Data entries
-- start --

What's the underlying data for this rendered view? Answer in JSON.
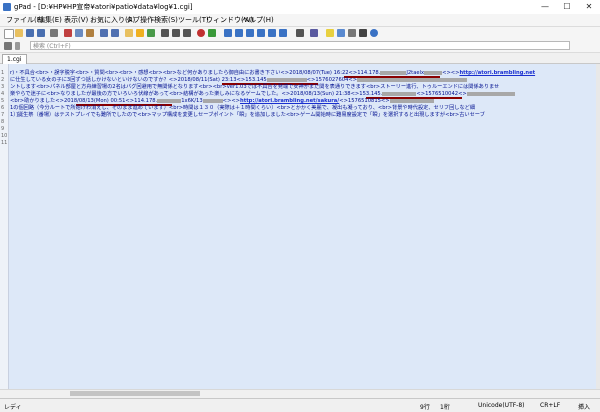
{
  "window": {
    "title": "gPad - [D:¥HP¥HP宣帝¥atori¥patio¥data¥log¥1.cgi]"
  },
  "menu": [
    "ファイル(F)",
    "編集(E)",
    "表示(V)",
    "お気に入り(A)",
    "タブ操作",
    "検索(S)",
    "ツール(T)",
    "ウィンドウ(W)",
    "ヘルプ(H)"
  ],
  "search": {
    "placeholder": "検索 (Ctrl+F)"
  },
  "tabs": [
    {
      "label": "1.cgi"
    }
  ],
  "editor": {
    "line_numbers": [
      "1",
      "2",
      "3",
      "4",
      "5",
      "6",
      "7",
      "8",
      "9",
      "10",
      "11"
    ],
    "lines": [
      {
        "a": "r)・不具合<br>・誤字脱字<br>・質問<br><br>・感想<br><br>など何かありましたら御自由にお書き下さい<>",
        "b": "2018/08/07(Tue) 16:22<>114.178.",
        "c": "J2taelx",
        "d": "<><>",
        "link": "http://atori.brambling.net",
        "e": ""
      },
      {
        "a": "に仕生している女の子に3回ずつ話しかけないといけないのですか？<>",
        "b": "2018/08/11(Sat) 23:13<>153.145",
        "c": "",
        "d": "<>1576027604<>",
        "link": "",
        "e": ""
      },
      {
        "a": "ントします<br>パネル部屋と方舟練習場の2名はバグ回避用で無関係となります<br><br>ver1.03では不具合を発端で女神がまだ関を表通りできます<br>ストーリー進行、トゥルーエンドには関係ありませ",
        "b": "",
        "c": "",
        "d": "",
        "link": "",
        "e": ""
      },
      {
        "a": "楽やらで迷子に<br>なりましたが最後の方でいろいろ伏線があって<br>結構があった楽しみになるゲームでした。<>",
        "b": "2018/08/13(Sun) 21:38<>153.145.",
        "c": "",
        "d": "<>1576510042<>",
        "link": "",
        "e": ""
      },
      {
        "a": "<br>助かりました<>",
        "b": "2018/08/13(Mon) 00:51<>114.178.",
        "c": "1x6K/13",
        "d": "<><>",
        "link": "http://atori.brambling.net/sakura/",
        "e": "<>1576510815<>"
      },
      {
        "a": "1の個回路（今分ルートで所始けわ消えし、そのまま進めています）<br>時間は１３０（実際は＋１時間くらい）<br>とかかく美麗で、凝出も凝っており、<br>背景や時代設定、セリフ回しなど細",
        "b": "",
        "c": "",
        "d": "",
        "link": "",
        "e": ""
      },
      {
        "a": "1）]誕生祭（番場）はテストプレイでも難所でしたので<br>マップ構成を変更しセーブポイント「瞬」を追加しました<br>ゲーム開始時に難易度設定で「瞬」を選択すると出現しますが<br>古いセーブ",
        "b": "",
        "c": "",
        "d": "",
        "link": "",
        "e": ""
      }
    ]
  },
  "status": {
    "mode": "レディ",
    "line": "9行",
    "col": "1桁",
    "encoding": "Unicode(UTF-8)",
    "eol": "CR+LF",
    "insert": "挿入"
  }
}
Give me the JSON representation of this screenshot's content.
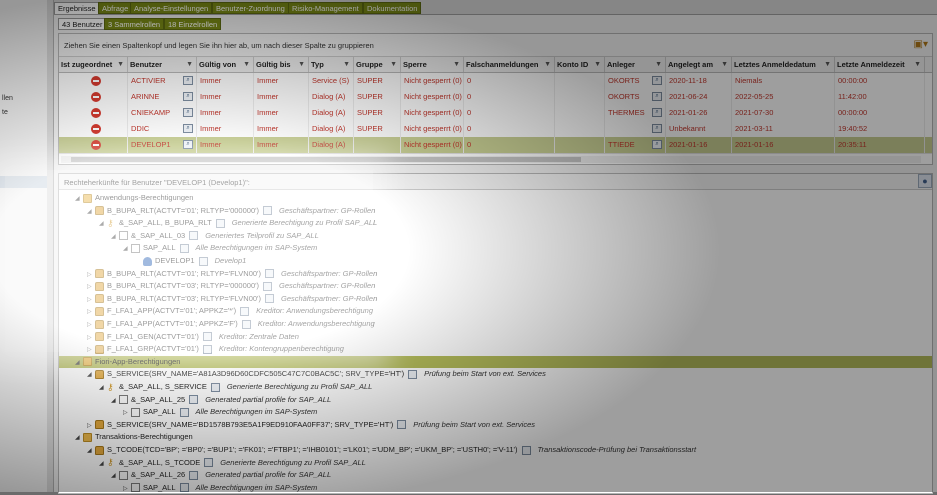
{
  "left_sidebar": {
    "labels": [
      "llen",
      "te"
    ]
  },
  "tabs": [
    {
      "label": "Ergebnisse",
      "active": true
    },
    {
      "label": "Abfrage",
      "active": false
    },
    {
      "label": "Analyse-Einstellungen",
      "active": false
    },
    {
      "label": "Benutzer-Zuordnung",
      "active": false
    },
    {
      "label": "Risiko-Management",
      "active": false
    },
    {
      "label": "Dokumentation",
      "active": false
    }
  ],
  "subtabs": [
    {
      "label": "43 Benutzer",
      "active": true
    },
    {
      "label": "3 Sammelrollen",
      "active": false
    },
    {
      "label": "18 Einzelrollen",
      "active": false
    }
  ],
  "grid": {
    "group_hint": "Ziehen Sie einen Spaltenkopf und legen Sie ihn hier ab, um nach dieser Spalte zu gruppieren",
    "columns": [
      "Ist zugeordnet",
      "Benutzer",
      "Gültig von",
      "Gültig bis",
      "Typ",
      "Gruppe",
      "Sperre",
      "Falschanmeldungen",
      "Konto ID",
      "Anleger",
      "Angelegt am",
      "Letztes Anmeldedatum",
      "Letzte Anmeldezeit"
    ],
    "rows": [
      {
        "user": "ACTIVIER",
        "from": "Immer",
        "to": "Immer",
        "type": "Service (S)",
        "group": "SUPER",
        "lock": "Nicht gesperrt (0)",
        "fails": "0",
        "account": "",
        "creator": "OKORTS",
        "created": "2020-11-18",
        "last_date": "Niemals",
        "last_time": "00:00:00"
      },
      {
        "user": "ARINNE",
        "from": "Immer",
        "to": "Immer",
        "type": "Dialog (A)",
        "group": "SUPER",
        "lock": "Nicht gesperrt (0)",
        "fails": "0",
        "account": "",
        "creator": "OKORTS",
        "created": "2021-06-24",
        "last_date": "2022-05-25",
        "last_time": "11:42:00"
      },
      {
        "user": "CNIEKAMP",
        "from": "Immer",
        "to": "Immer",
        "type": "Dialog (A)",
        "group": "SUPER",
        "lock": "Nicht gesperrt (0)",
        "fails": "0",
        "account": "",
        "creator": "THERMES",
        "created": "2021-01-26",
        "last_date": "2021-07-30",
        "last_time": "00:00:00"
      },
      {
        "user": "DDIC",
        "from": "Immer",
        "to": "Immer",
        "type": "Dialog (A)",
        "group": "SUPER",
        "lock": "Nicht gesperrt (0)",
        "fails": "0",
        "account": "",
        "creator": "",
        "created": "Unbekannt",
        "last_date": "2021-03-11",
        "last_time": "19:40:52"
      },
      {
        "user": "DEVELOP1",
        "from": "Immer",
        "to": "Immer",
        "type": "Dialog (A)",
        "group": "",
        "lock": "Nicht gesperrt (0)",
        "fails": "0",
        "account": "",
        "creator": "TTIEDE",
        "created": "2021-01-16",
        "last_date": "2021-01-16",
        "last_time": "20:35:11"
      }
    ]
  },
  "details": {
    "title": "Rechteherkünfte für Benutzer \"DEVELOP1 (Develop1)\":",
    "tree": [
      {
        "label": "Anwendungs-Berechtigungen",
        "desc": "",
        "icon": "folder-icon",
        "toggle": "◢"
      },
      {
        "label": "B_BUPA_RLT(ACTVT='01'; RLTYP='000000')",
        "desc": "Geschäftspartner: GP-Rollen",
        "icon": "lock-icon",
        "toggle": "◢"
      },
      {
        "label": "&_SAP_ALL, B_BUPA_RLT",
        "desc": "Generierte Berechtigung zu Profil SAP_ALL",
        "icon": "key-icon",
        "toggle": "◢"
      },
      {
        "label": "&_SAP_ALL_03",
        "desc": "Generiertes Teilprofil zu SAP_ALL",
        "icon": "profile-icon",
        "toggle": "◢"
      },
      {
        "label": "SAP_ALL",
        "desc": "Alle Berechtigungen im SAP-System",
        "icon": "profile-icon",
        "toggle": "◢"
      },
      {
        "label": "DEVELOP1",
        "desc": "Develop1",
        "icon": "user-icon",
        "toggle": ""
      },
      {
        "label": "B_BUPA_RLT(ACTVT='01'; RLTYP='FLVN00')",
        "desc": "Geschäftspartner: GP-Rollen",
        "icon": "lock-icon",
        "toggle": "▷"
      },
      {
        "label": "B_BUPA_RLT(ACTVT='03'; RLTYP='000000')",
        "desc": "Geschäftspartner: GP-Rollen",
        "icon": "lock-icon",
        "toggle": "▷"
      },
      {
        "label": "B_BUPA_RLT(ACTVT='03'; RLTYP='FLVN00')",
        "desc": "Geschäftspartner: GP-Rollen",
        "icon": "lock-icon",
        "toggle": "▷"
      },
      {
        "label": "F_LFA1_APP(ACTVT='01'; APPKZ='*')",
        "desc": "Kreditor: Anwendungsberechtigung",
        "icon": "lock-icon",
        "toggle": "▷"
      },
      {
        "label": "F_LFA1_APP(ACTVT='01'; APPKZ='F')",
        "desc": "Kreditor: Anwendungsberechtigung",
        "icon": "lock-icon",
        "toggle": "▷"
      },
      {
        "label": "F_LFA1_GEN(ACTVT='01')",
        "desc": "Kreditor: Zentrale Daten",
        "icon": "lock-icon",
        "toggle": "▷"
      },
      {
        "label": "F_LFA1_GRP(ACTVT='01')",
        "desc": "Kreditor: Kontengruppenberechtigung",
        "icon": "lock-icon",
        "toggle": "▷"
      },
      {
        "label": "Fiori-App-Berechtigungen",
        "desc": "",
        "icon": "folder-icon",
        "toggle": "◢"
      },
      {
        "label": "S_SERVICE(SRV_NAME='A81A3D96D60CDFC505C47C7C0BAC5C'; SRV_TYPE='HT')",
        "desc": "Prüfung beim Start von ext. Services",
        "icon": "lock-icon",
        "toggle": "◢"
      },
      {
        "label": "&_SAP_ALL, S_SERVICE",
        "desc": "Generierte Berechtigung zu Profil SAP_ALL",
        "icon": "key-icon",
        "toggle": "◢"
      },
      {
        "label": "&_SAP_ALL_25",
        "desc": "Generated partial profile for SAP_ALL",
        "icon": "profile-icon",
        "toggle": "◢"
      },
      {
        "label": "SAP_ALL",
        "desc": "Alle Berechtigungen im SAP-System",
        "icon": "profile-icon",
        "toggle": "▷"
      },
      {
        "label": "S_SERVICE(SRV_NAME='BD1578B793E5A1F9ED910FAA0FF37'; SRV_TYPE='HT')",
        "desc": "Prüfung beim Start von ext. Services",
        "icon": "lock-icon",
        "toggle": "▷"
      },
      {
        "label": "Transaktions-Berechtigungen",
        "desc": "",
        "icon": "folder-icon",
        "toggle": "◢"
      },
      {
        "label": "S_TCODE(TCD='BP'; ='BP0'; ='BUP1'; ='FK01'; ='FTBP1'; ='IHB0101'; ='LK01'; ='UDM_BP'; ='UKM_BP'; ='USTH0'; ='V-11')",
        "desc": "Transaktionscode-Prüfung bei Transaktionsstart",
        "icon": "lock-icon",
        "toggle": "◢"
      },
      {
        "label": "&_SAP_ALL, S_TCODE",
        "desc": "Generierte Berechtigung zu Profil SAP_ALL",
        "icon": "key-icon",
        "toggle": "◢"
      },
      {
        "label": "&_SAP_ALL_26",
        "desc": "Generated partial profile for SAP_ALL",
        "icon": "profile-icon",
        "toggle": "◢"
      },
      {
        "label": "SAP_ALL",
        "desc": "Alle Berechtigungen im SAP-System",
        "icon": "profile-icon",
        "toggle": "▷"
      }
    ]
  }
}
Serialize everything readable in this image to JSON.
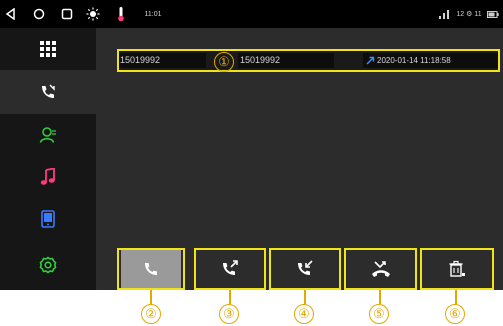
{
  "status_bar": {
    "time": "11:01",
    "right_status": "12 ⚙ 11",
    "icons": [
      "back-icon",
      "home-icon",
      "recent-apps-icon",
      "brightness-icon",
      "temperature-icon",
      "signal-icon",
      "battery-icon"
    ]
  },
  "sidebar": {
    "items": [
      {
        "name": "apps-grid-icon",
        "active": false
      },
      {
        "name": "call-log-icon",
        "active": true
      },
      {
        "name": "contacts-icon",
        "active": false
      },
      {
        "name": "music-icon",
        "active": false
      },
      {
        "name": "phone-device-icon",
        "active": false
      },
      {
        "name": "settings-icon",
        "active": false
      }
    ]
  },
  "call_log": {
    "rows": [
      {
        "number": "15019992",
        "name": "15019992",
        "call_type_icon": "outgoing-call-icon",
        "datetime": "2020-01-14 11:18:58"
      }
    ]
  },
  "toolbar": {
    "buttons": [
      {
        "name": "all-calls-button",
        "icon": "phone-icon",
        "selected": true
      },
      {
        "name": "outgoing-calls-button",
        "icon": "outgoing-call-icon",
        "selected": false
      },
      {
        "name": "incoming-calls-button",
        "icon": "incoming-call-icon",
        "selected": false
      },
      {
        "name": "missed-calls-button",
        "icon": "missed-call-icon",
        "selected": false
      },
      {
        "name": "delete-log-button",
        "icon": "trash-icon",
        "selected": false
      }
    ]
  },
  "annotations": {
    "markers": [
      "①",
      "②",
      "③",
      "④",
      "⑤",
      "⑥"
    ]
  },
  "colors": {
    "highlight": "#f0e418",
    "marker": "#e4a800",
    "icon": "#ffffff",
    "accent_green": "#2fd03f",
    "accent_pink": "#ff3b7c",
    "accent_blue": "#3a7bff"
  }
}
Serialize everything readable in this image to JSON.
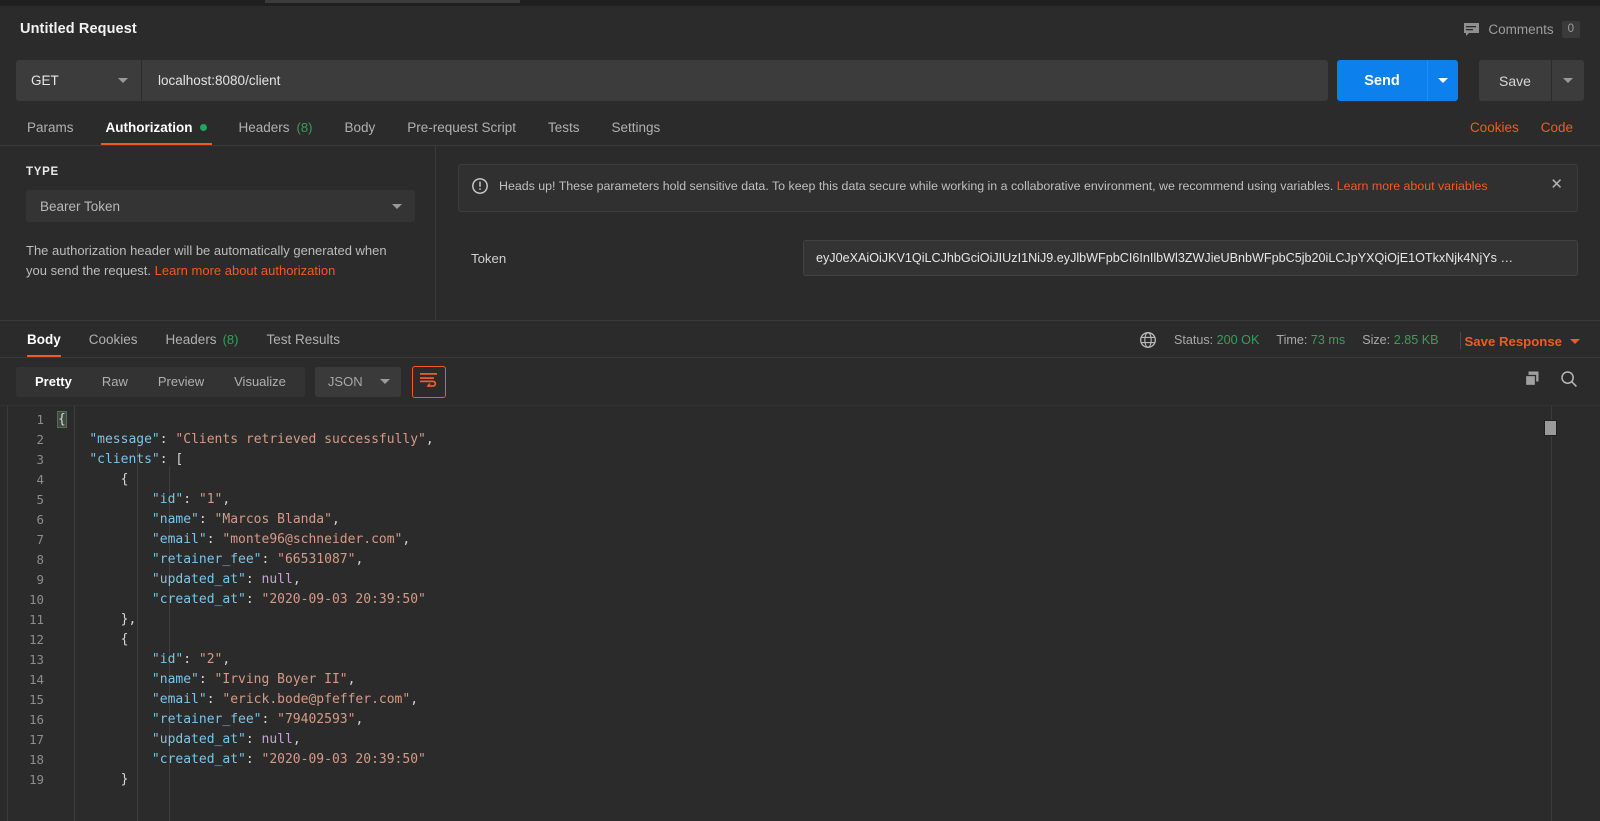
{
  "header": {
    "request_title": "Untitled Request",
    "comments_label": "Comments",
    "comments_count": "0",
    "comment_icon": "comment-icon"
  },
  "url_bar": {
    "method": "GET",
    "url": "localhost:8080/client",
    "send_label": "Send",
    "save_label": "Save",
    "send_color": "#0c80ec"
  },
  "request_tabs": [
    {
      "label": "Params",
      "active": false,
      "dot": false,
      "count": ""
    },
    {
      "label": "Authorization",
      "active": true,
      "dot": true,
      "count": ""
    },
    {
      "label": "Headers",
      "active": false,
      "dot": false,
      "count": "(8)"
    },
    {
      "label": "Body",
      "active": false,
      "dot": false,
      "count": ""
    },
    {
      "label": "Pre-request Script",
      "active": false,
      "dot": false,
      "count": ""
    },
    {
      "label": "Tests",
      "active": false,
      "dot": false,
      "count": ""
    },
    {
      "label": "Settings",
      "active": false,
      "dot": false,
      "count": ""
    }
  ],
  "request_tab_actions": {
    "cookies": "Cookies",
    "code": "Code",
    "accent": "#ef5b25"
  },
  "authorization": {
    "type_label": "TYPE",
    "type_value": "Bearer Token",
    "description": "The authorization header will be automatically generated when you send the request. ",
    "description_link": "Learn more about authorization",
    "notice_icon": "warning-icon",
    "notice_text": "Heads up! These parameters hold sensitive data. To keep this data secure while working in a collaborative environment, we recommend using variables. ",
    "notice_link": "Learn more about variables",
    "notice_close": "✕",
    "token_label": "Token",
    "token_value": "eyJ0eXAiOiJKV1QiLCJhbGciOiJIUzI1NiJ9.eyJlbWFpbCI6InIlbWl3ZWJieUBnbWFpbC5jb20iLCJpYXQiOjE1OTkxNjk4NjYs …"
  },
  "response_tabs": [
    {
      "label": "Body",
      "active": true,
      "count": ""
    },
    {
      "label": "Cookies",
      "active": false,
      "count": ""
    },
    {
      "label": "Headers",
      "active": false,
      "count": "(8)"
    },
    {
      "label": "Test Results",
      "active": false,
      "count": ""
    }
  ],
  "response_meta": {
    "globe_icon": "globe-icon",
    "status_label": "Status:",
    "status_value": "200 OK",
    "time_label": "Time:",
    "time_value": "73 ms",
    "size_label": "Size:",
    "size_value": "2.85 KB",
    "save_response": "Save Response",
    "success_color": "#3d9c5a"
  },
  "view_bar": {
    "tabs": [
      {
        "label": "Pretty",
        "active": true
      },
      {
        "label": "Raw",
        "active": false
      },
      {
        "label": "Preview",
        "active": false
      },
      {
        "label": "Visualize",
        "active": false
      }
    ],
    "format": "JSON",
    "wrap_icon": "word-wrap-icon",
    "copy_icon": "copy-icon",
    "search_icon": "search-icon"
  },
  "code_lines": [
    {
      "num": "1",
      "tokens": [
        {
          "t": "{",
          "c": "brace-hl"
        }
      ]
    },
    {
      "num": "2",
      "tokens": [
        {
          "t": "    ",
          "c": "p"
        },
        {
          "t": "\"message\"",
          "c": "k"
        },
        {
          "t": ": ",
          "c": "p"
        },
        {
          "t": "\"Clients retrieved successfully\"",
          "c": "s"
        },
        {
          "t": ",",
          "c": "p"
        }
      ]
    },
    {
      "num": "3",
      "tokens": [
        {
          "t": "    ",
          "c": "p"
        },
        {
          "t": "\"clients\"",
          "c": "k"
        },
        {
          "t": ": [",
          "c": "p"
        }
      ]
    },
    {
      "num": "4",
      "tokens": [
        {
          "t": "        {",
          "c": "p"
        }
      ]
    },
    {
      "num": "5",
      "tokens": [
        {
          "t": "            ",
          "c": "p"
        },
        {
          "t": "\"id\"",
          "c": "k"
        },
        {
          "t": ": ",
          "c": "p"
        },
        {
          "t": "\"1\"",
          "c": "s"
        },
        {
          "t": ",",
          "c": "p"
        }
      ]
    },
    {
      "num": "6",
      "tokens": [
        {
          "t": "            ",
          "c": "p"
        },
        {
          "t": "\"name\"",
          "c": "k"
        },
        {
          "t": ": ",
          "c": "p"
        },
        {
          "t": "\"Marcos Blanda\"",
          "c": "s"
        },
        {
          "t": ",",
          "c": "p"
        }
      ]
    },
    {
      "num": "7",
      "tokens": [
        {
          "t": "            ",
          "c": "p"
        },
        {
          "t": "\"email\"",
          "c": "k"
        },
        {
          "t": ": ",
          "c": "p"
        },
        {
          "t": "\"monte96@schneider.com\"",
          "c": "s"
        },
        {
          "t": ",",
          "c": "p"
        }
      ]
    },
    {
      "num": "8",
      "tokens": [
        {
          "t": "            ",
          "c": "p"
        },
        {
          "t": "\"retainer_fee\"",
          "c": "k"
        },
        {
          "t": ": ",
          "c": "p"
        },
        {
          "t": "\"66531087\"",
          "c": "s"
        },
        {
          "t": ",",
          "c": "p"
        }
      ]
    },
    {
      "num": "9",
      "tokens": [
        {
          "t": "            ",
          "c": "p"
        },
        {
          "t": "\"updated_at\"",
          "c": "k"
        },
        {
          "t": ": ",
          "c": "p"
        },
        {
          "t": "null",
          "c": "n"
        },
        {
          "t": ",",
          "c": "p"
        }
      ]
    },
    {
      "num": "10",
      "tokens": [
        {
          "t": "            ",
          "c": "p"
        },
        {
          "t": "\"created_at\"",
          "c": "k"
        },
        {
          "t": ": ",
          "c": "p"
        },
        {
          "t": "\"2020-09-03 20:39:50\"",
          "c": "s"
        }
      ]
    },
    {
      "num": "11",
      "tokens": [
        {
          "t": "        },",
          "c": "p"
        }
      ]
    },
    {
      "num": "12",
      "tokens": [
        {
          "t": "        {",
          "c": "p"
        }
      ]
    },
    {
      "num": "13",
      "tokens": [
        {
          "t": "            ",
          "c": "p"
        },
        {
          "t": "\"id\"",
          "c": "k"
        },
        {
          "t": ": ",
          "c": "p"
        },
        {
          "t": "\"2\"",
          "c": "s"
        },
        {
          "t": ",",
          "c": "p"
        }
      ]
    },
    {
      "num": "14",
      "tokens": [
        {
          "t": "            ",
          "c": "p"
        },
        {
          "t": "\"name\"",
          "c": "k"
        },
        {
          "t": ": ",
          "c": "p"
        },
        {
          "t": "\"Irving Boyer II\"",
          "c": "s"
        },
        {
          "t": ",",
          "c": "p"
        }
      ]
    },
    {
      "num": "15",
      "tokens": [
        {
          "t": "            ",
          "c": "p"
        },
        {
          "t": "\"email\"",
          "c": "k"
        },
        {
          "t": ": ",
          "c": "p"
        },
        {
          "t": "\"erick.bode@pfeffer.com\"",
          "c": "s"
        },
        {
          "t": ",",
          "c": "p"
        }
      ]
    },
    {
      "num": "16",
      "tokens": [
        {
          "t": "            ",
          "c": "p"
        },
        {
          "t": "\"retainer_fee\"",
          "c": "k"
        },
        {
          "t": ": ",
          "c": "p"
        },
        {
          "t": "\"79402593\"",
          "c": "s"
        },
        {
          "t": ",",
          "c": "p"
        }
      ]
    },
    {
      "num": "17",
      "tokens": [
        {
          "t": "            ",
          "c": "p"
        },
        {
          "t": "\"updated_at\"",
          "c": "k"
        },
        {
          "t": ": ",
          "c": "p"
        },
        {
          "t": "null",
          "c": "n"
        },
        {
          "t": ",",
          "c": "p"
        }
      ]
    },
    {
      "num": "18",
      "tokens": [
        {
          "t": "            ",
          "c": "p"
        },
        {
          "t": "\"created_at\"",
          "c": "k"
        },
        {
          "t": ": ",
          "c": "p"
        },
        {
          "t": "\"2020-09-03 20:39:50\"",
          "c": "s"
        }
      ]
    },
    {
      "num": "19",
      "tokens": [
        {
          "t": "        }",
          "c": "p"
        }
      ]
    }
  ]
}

-- end --

Only the number is wanted: how many lines contain the string "this"?

◆ TASK RESULT ◆
5